- [AIM OF THE EXERCISE]:
Copy out the data below verbatim.

+ + + + + + +

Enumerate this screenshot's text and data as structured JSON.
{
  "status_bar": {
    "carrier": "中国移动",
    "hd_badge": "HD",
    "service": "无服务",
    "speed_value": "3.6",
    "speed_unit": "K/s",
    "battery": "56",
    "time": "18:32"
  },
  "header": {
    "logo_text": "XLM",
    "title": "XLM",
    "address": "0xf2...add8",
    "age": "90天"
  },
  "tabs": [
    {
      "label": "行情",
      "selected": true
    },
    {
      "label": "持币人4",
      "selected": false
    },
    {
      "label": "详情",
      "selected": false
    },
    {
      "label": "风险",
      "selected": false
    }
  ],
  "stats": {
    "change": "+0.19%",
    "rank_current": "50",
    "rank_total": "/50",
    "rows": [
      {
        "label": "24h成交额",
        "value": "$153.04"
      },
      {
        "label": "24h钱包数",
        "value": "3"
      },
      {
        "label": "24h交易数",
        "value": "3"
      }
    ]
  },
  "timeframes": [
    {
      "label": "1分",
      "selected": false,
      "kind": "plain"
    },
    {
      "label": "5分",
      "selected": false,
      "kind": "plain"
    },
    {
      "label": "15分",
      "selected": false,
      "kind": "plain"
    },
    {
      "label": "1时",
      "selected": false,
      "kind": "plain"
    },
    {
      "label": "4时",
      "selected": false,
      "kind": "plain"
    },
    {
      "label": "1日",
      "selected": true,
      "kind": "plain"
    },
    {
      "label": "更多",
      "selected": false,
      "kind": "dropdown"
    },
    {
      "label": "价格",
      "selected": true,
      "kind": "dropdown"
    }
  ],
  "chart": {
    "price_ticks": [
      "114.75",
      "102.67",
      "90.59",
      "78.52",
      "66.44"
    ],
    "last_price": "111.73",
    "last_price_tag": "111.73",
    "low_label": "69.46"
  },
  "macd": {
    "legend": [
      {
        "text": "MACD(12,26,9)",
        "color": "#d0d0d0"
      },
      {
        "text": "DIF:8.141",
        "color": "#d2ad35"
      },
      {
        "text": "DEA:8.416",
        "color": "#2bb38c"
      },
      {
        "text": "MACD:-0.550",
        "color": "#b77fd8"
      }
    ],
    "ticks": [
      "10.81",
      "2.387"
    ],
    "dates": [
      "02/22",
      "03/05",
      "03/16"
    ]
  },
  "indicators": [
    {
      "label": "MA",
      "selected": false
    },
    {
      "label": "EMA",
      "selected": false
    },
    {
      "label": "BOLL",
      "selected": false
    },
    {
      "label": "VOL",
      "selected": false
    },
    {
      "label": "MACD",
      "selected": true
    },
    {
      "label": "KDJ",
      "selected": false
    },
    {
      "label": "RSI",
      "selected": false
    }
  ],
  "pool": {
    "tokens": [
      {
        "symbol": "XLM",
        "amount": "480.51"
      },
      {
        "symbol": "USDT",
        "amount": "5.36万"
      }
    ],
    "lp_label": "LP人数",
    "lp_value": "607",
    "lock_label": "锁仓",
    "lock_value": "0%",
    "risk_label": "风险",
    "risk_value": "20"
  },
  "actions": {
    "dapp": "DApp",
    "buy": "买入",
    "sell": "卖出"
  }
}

+ + + + + + +

- [CORRECT ANSWER]:
Enumerate this screenshot's text and data as structured JSON.
{
  "status_bar": {
    "carrier": "中国移动",
    "hd_badge": "HD",
    "service": "无服务",
    "speed_value": "3.6",
    "speed_unit": "K/s",
    "battery": "56",
    "time": "18:32"
  },
  "header": {
    "logo_text": "XLM",
    "title": "XLM",
    "address": "0xf2...add8",
    "age": "90天"
  },
  "tabs": [
    {
      "label": "行情",
      "selected": true
    },
    {
      "label": "持币人4",
      "selected": false
    },
    {
      "label": "详情",
      "selected": false
    },
    {
      "label": "风险",
      "selected": false
    }
  ],
  "stats": {
    "change": "+0.19%",
    "rank_current": "50",
    "rank_total": "/50",
    "rows": [
      {
        "label": "24h成交额",
        "value": "$153.04"
      },
      {
        "label": "24h钱包数",
        "value": "3"
      },
      {
        "label": "24h交易数",
        "value": "3"
      }
    ]
  },
  "timeframes": [
    {
      "label": "1分",
      "selected": false,
      "kind": "plain"
    },
    {
      "label": "5分",
      "selected": false,
      "kind": "plain"
    },
    {
      "label": "15分",
      "selected": false,
      "kind": "plain"
    },
    {
      "label": "1时",
      "selected": false,
      "kind": "plain"
    },
    {
      "label": "4时",
      "selected": false,
      "kind": "plain"
    },
    {
      "label": "1日",
      "selected": true,
      "kind": "plain"
    },
    {
      "label": "更多",
      "selected": false,
      "kind": "dropdown"
    },
    {
      "label": "价格",
      "selected": true,
      "kind": "dropdown"
    }
  ],
  "chart": {
    "price_ticks": [
      "114.75",
      "102.67",
      "90.59",
      "78.52",
      "66.44"
    ],
    "last_price": "111.73",
    "last_price_tag": "111.73",
    "low_label": "69.46"
  },
  "macd": {
    "legend": [
      {
        "text": "MACD(12,26,9)",
        "color": "#d0d0d0"
      },
      {
        "text": "DIF:8.141",
        "color": "#d2ad35"
      },
      {
        "text": "DEA:8.416",
        "color": "#2bb38c"
      },
      {
        "text": "MACD:-0.550",
        "color": "#b77fd8"
      }
    ],
    "ticks": [
      "10.81",
      "2.387"
    ],
    "dates": [
      "02/22",
      "03/05",
      "03/16"
    ]
  },
  "indicators": [
    {
      "label": "MA",
      "selected": false
    },
    {
      "label": "EMA",
      "selected": false
    },
    {
      "label": "BOLL",
      "selected": false
    },
    {
      "label": "VOL",
      "selected": false
    },
    {
      "label": "MACD",
      "selected": true
    },
    {
      "label": "KDJ",
      "selected": false
    },
    {
      "label": "RSI",
      "selected": false
    }
  ],
  "pool": {
    "tokens": [
      {
        "symbol": "XLM",
        "amount": "480.51"
      },
      {
        "symbol": "USDT",
        "amount": "5.36万"
      }
    ],
    "lp_label": "LP人数",
    "lp_value": "607",
    "lock_label": "锁仓",
    "lock_value": "0%",
    "risk_label": "风险",
    "risk_value": "20"
  },
  "actions": {
    "dapp": "DApp",
    "buy": "买入",
    "sell": "卖出"
  }
}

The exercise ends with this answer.